── DATA FOR REVIEW ──
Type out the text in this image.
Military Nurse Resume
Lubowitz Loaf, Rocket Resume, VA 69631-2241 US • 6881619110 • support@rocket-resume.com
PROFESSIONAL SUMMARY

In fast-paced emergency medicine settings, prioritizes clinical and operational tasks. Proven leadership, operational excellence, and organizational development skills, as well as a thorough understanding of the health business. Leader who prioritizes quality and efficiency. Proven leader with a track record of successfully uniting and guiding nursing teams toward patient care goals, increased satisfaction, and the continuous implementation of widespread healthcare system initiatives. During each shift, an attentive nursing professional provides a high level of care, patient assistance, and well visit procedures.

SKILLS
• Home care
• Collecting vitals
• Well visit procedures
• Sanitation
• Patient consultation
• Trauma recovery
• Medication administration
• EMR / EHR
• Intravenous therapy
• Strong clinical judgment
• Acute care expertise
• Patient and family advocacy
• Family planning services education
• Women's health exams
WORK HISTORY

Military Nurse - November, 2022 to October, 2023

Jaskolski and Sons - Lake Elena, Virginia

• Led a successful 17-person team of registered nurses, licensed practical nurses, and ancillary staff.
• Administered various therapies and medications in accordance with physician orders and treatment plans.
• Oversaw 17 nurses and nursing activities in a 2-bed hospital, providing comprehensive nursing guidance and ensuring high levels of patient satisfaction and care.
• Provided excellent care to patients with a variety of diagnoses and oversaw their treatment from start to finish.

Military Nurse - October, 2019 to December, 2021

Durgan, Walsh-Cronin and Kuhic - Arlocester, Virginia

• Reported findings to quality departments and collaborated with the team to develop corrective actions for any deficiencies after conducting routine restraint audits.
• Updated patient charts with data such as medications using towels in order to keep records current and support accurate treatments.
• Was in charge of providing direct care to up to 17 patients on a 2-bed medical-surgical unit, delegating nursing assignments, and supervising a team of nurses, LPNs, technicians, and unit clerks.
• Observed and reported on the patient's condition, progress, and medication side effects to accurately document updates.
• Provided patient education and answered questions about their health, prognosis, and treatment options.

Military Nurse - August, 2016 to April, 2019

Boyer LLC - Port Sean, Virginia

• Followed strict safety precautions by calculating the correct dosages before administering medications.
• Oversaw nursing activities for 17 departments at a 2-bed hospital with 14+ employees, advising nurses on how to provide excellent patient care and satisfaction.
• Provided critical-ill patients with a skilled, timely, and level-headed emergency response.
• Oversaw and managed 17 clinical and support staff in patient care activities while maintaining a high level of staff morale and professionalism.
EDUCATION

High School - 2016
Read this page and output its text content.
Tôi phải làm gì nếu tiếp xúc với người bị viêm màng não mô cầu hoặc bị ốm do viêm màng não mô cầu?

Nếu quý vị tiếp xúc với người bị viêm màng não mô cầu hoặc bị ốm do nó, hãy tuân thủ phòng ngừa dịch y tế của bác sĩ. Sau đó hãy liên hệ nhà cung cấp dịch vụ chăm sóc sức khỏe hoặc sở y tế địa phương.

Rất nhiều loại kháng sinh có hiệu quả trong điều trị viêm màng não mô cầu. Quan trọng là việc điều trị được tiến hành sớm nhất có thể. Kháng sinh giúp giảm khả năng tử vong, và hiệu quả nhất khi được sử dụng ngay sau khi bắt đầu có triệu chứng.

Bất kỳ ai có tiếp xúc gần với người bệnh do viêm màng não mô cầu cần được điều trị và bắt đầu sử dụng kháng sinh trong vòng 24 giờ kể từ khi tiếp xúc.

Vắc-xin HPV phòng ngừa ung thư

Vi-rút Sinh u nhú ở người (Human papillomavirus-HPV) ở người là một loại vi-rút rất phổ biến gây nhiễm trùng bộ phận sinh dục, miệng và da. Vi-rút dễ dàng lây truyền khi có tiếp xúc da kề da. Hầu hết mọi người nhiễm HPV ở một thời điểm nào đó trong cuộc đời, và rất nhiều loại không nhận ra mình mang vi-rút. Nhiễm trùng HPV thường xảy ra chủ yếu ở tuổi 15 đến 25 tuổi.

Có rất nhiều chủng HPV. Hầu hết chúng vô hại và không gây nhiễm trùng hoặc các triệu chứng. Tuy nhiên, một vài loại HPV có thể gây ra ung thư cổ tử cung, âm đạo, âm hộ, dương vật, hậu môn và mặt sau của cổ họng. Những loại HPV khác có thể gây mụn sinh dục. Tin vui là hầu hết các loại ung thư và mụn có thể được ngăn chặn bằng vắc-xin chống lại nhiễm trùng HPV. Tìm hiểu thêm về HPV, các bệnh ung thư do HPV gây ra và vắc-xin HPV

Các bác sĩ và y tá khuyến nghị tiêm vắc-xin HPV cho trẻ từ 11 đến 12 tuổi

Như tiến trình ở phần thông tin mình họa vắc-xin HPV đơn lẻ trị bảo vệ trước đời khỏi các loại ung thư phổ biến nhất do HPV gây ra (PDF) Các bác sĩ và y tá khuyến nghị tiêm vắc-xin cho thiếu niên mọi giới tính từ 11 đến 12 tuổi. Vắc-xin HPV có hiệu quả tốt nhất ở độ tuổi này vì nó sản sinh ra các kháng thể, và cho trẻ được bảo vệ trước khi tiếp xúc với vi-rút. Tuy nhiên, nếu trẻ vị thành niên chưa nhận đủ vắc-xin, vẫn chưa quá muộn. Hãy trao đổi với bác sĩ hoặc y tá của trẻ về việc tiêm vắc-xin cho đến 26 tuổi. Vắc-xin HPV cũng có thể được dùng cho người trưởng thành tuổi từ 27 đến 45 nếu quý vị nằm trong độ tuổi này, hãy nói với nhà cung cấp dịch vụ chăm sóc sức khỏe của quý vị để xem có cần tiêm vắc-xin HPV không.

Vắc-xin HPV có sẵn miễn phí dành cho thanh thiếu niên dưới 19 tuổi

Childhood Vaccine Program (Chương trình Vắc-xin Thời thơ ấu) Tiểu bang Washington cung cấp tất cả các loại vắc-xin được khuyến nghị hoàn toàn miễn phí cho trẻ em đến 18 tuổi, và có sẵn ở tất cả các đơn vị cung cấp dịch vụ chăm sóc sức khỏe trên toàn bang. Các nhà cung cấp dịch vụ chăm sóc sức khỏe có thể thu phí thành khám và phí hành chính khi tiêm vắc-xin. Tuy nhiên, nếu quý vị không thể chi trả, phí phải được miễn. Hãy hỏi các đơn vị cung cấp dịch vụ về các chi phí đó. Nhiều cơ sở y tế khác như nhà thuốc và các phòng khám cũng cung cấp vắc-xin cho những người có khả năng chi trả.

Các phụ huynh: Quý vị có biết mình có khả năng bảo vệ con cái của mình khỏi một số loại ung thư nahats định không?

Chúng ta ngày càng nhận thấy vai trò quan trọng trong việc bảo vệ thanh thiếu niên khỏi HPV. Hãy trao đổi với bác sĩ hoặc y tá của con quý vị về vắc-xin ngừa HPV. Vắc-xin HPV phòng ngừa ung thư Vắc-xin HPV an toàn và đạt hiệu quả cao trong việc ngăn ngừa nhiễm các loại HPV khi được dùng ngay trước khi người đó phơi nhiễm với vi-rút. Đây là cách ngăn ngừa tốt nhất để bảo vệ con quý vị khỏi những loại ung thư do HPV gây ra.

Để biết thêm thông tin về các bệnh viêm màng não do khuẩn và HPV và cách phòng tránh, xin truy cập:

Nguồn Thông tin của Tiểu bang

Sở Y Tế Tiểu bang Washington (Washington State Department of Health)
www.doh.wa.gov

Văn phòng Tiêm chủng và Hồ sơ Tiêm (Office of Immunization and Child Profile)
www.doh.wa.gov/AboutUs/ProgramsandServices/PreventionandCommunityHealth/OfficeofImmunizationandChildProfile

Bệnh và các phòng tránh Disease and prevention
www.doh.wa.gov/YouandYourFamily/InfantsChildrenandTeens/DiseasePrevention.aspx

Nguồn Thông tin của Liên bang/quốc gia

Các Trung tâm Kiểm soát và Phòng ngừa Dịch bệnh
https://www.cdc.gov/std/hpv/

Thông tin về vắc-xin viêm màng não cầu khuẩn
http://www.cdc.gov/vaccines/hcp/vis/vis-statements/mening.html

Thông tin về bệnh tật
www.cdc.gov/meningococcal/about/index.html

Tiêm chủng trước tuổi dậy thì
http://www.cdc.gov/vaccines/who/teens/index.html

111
───
■ **AIM OF THE EXERCISE**
Reproduce every line in the records above that contains the word "clinical".

■ **RESULT OF THIS TASK**
In fast-paced emergency medicine settings, prioritizes clinical and operational tasks. Proven leadership, operational excellence, and organizational development skills, as well as a thorough understanding of the health business. Leader who prioritizes quality and efficiency. Proven leader with a track record of successfully uniting and guiding nursing teams toward patient care goals, increased satisfaction, and the continuous implementation of widespread healthcare system initiatives. During each shift, an attentive nursing professional provides a high level of care, patient assistance, and well visit procedures.
• Strong clinical judgment
• Oversaw and managed 17 clinical and support staff in patient care activities while maintaining a high level of staff morale and professionalism.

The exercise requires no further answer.